# [What is being asked]
Starting with the line that contains "Output the text content of this document.", reproduce each line through the end of the entries exactly as written.

# [Supplied records]

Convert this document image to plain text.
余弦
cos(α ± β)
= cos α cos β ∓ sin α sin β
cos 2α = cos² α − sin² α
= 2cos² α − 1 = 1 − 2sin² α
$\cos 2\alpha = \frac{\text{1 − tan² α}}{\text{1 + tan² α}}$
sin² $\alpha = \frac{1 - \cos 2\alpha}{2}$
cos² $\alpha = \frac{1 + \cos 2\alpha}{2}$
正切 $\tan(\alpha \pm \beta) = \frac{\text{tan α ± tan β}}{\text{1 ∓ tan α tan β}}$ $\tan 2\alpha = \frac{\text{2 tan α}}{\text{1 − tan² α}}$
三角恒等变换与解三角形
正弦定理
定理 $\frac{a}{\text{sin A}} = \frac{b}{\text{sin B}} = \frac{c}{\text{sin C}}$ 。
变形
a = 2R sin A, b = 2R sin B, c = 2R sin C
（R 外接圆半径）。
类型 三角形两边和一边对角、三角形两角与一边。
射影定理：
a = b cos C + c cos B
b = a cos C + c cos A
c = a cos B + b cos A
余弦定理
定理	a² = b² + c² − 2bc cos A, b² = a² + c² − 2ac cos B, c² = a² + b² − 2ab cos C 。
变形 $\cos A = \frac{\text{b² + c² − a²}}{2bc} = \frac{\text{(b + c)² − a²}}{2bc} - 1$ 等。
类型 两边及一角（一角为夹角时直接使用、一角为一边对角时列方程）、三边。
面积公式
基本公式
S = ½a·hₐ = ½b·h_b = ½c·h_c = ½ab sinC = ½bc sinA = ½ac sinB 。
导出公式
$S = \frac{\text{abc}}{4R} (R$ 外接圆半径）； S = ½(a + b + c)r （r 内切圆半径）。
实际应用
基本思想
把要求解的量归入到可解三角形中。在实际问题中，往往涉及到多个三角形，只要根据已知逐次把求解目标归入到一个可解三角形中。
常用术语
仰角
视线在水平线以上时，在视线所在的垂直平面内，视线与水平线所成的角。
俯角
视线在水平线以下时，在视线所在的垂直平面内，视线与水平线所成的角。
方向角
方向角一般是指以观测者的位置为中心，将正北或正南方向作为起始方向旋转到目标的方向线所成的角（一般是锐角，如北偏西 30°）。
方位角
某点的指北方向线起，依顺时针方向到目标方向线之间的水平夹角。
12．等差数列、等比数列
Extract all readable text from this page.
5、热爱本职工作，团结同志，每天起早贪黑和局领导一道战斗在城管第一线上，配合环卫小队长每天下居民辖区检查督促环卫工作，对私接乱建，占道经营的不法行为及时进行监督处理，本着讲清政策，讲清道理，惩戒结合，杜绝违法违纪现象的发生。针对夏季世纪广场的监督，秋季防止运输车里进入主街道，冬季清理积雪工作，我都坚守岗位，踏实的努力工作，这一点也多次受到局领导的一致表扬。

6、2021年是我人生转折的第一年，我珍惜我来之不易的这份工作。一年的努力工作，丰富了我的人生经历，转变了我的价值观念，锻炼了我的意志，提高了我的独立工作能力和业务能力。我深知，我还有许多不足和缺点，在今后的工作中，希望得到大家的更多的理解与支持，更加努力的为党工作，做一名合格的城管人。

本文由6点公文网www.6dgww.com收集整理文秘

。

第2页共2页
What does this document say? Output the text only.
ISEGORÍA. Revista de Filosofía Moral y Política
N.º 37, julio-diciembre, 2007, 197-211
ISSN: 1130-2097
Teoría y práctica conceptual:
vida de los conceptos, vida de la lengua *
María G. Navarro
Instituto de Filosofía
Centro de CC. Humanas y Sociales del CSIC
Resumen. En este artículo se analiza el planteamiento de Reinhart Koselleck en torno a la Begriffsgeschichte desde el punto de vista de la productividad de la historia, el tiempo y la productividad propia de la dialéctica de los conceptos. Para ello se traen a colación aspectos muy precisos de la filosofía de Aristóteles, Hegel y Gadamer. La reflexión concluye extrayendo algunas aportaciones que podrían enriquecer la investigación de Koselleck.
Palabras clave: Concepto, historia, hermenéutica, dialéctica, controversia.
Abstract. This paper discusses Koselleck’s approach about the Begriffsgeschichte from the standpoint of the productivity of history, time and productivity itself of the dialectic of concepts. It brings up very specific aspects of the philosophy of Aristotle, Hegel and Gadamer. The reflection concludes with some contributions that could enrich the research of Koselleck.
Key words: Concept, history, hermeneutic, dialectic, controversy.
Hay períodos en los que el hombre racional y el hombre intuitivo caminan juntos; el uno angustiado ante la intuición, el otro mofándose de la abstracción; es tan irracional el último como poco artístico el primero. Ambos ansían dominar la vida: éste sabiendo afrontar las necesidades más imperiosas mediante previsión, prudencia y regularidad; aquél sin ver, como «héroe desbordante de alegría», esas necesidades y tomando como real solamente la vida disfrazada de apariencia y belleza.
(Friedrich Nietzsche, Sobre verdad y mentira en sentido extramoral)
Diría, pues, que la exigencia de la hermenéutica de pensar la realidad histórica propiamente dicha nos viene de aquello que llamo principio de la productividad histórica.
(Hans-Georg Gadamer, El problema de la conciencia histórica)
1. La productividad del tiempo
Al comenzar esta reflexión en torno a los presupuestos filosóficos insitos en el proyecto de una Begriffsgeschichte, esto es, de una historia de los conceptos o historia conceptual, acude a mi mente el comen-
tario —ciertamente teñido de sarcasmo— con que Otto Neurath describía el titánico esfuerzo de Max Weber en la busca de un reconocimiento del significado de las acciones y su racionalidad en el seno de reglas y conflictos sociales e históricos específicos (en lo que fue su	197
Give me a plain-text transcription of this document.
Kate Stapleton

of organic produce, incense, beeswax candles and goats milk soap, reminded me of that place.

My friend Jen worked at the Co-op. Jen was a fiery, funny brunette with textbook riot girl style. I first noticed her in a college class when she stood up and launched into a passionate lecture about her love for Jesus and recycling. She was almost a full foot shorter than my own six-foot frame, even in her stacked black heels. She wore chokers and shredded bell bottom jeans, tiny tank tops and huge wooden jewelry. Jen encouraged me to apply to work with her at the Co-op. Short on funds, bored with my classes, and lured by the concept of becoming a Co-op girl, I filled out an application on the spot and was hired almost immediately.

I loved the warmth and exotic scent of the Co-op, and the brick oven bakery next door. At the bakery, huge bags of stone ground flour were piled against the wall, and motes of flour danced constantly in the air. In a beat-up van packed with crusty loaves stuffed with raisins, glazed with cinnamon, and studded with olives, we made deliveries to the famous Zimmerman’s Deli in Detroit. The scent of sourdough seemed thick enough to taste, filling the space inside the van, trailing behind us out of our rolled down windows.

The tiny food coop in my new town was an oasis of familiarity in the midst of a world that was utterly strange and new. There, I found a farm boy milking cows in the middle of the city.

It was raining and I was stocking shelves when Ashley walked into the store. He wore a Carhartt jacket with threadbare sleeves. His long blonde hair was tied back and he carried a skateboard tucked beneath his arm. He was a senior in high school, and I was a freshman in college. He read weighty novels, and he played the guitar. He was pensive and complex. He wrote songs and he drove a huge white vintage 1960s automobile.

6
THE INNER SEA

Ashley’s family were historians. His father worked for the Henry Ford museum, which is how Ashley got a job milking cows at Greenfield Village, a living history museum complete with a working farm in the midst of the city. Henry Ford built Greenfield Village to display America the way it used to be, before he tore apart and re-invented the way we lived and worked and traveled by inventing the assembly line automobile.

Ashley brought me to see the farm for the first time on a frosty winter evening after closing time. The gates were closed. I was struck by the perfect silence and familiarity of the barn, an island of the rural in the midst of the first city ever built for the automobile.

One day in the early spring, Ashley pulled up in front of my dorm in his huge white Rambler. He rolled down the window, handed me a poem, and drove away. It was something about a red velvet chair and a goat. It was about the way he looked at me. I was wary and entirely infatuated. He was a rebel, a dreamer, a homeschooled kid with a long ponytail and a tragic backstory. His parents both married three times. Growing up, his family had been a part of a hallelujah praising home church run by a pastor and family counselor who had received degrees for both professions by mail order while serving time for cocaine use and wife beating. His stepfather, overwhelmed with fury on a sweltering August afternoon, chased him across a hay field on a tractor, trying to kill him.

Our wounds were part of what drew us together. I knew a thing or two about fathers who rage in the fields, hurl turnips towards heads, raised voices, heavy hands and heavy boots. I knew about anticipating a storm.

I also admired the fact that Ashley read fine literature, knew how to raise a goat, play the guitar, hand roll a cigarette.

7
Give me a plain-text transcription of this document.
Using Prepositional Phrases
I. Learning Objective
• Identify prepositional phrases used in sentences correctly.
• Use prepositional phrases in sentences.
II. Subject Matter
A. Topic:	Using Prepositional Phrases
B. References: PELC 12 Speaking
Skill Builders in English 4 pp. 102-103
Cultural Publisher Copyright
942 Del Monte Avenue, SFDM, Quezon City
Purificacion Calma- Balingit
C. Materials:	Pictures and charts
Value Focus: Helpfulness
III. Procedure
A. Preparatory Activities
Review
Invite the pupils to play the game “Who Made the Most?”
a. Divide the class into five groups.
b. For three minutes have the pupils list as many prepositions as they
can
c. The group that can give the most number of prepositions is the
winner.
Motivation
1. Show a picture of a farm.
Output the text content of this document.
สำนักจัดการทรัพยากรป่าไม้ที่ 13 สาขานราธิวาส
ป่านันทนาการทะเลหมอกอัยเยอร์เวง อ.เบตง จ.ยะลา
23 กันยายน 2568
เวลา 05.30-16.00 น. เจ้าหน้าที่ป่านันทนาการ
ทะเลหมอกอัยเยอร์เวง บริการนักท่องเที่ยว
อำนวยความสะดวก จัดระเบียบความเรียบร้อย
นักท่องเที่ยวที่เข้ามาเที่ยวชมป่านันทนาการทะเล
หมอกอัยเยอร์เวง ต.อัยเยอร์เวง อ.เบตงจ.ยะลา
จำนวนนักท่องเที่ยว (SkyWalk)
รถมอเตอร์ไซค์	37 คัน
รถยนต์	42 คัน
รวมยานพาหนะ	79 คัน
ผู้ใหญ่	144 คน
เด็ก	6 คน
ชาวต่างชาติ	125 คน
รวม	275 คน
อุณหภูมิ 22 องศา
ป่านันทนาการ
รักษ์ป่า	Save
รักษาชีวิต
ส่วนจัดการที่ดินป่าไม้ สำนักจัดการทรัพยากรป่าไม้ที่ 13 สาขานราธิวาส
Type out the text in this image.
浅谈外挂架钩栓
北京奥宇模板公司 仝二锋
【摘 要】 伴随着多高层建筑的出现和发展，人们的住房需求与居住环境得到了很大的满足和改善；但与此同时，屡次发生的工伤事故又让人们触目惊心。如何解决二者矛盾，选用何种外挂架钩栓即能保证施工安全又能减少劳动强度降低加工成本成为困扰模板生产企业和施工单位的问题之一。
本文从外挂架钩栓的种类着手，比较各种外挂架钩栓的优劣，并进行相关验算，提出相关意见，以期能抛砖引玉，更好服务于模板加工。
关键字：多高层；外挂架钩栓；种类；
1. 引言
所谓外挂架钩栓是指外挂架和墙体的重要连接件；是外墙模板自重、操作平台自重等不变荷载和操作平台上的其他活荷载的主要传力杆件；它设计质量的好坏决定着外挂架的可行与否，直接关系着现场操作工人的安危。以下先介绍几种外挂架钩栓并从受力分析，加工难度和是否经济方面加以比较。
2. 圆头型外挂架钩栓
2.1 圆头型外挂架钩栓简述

# [Task output]
Output the text content of this document.
สำนักจัดการทรัพยากรป่าไม้ที่ 13 สาขานราธิวาส
ป่านันทนาการทะเลหมอกอัยเยอร์เวง อ.เบตง จ.ยะลา
23 กันยายน 2568
เวลา 05.30-16.00 น. เจ้าหน้าที่ป่านันทนาการ
ทะเลหมอกอัยเยอร์เวง บริการนักท่องเที่ยว
อำนวยความสะดวก จัดระเบียบความเรียบร้อย
นักท่องเที่ยวที่เข้ามาเที่ยวชมป่านันทนาการทะเล
หมอกอัยเยอร์เวง ต.อัยเยอร์เวง อ.เบตงจ.ยะลา
จำนวนนักท่องเที่ยว (SkyWalk)
รถมอเตอร์ไซค์	37 คัน
รถยนต์	42 คัน
รวมยานพาหนะ	79 คัน
ผู้ใหญ่	144 คน
เด็ก	6 คน
ชาวต่างชาติ	125 คน
รวม	275 คน
อุณหภูมิ 22 องศา
ป่านันทนาการ
รักษ์ป่า	Save
รักษาชีวิต
ส่วนจัดการที่ดินป่าไม้ สำนักจัดการทรัพยากรป่าไม้ที่ 13 สาขานราธิวาส
Type out the text in this image.
浅谈外挂架钩栓
北京奥宇模板公司 仝二锋
【摘 要】 伴随着多高层建筑的出现和发展，人们的住房需求与居住环境得到了很大的满足和改善；但与此同时，屡次发生的工伤事故又让人们触目惊心。如何解决二者矛盾，选用何种外挂架钩栓即能保证施工安全又能减少劳动强度降低加工成本成为困扰模板生产企业和施工单位的问题之一。
本文从外挂架钩栓的种类着手，比较各种外挂架钩栓的优劣，并进行相关验算，提出相关意见，以期能抛砖引玉，更好服务于模板加工。
关键字：多高层；外挂架钩栓；种类；
1. 引言
所谓外挂架钩栓是指外挂架和墙体的重要连接件；是外墙模板自重、操作平台自重等不变荷载和操作平台上的其他活荷载的主要传力杆件；它设计质量的好坏决定着外挂架的可行与否，直接关系着现场操作工人的安危。以下先介绍几种外挂架钩栓并从受力分析，加工难度和是否经济方面加以比较。
2. 圆头型外挂架钩栓
2.1 圆头型外挂架钩栓简述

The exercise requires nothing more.